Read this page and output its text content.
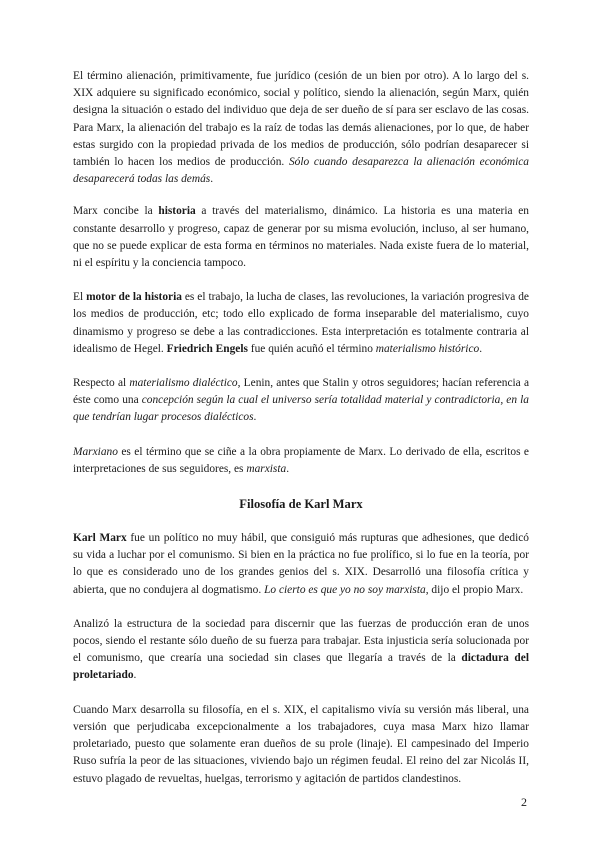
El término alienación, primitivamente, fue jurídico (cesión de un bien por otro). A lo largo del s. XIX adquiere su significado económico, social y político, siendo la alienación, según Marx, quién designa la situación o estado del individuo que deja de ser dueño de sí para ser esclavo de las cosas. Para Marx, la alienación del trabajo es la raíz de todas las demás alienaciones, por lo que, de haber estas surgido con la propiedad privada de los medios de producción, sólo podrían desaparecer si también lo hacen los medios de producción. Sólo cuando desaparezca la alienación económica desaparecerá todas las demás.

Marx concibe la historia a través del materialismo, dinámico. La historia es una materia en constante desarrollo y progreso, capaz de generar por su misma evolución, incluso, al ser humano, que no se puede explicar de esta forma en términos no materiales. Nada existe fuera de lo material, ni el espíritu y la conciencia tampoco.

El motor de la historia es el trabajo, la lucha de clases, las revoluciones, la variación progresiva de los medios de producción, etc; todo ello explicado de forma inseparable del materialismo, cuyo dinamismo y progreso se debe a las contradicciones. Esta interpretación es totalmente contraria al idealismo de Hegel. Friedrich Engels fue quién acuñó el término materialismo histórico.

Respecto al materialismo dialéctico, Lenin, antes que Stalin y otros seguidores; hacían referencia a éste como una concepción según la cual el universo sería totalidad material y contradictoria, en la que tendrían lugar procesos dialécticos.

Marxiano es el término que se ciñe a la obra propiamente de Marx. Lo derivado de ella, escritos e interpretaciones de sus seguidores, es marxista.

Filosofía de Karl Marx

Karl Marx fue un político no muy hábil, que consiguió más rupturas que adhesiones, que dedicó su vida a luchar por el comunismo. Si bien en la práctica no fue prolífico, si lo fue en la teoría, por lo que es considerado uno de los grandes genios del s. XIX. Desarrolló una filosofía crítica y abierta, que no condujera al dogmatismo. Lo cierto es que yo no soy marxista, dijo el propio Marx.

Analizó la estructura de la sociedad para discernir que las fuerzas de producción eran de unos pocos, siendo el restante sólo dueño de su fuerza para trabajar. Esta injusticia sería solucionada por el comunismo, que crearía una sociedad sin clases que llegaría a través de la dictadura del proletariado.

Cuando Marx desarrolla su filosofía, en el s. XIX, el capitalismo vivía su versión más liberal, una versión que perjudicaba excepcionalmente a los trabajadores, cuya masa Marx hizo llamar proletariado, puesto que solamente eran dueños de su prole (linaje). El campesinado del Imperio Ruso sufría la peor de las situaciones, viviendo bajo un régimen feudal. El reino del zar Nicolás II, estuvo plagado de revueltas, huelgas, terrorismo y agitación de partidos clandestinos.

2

══════════

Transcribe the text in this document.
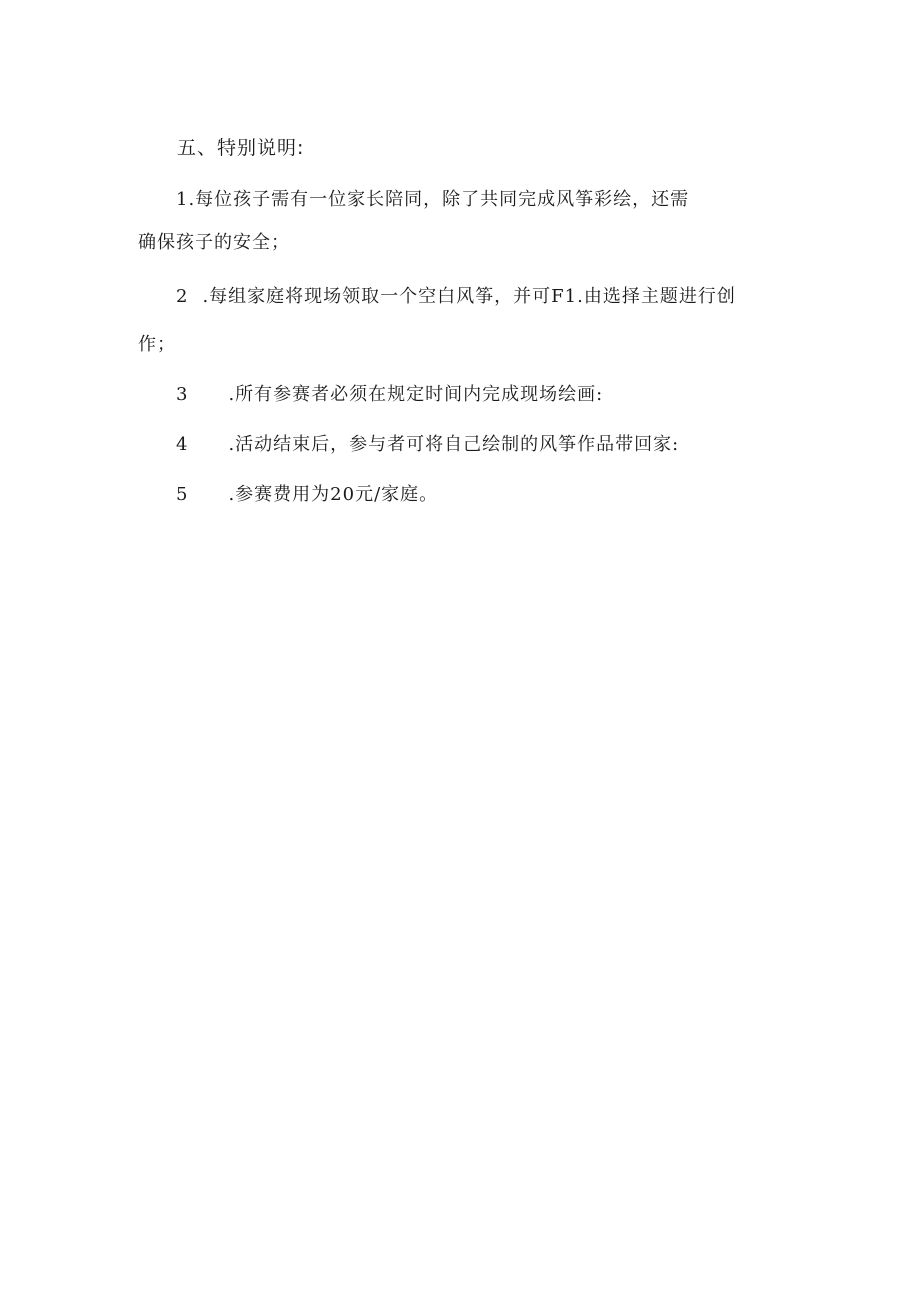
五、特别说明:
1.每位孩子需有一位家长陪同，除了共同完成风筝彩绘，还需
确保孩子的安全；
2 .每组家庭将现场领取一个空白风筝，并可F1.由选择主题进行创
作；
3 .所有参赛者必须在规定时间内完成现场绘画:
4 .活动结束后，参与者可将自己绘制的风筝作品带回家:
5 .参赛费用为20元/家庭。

══════════

Report only the number of lines in the data above that contain "producción".

> Result of the exercise
3